- [Problem details]: From the entries below, please gather each line containing the string "我们是学生".

- [Records to use]:

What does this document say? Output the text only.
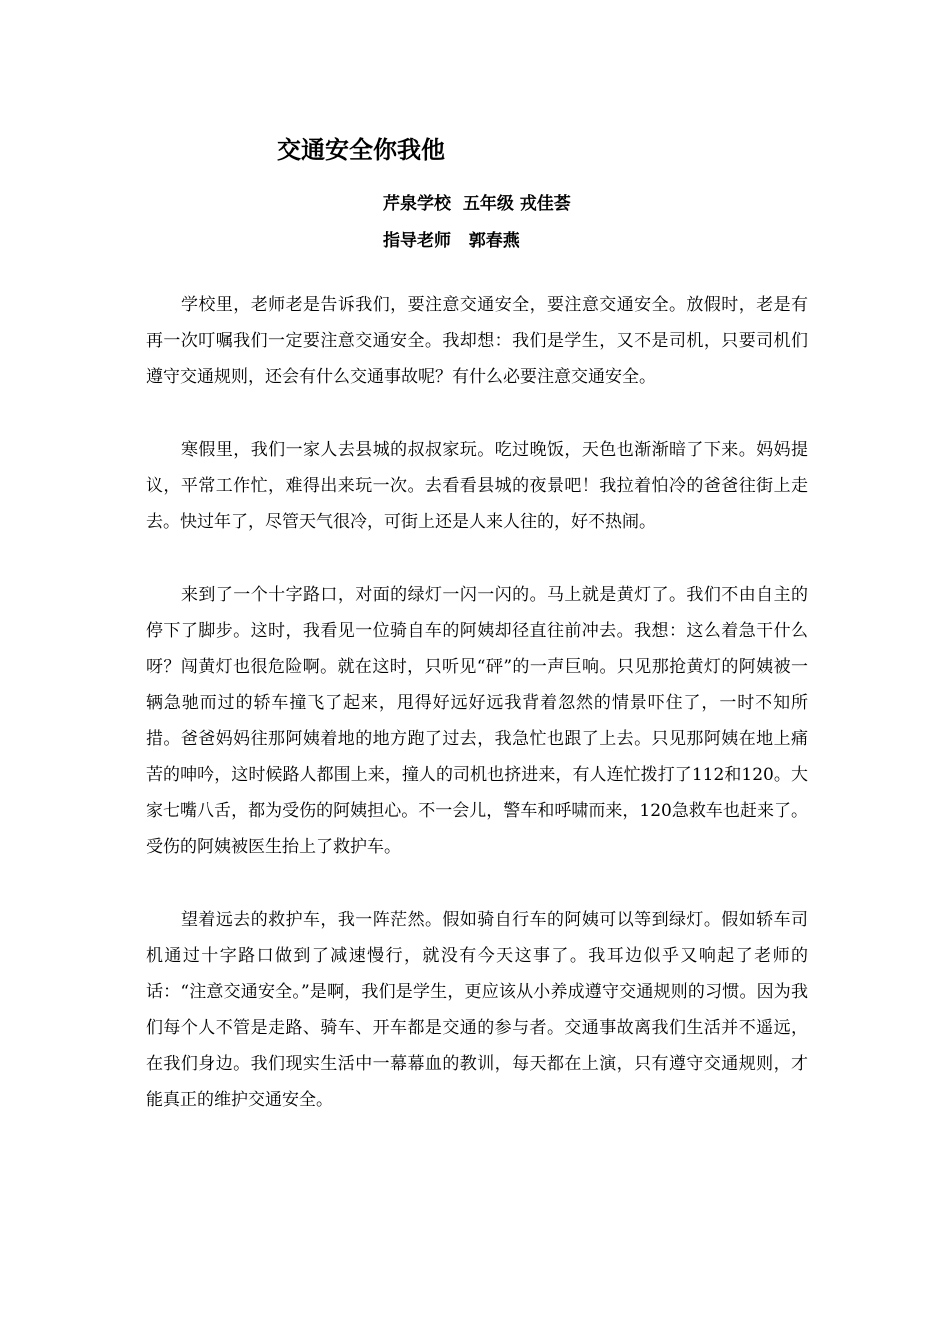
交通安全你我他

芹泉学校  五年级 戎佳荟

指导老师   郭春燕

学校里，老师老是告诉我们，要注意交通安全，要注意交通安全。放假时，老是有再一次叮嘱我们一定要注意交通安全。我却想：我们是学生，又不是司机，只要司机们遵守交通规则，还会有什么交通事故呢？有什么必要注意交通安全。

寒假里，我们一家人去县城的叔叔家玩。吃过晚饭，天色也渐渐暗了下来。妈妈提议，平常工作忙，难得出来玩一次。去看看县城的夜景吧！我拉着怕冷的爸爸往街上走去。快过年了，尽管天气很冷，可街上还是人来人往的，好不热闹。

来到了一个十字路口，对面的绿灯一闪一闪的。马上就是黄灯了。我们不由自主的停下了脚步。这时，我看见一位骑自车的阿姨却径直往前冲去。我想：这么着急干什么呀？闯黄灯也很危险啊。就在这时，只听见“砰”的一声巨响。只见那抢黄灯的阿姨被一辆急驰而过的轿车撞飞了起来，甩得好远好远我背着忽然的情景吓住了，一时不知所措。爸爸妈妈往那阿姨着地的地方跑了过去，我急忙也跟了上去。只见那阿姨在地上痛苦的呻吟，这时候路人都围上来，撞人的司机也挤进来，有人连忙拨打了112和120。大家七嘴八舌，都为受伤的阿姨担心。不一会儿，警车和呼啸而来，120急救车也赶来了。受伤的阿姨被医生抬上了救护车。

望着远去的救护车，我一阵茫然。假如骑自行车的阿姨可以等到绿灯。假如轿车司机通过十字路口做到了减速慢行，就没有今天这事了。我耳边似乎又响起了老师的话：“注意交通安全。”是啊，我们是学生，更应该从小养成遵守交通规则的习惯。因为我们每个人不管是走路、骑车、开车都是交通的参与者。交通事故离我们生活并不遥远，在我们身边。我们现实生活中一幕幕血的教训，每天都在上演，只有遵守交通规则，才能真正的维护交通安全。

- [Written response]:
学校里，老师老是告诉我们，要注意交通安全，要注意交通安全。放假时，老是有再一次叮嘱我们一定要注意交通安全。我却想：我们是学生，又不是司机，只要司机们遵守交通规则，还会有什么交通事故呢？有什么必要注意交通安全。
望着远去的救护车，我一阵茫然。假如骑自行车的阿姨可以等到绿灯。假如轿车司机通过十字路口做到了减速慢行，就没有今天这事了。我耳边似乎又响起了老师的话：“注意交通安全。”是啊，我们是学生，更应该从小养成遵守交通规则的习惯。因为我们每个人不管是走路、骑车、开车都是交通的参与者。交通事故离我们生活并不遥远，在我们身边。我们现实生活中一幕幕血的教训，每天都在上演，只有遵守交通规则，才能真正的维护交通安全。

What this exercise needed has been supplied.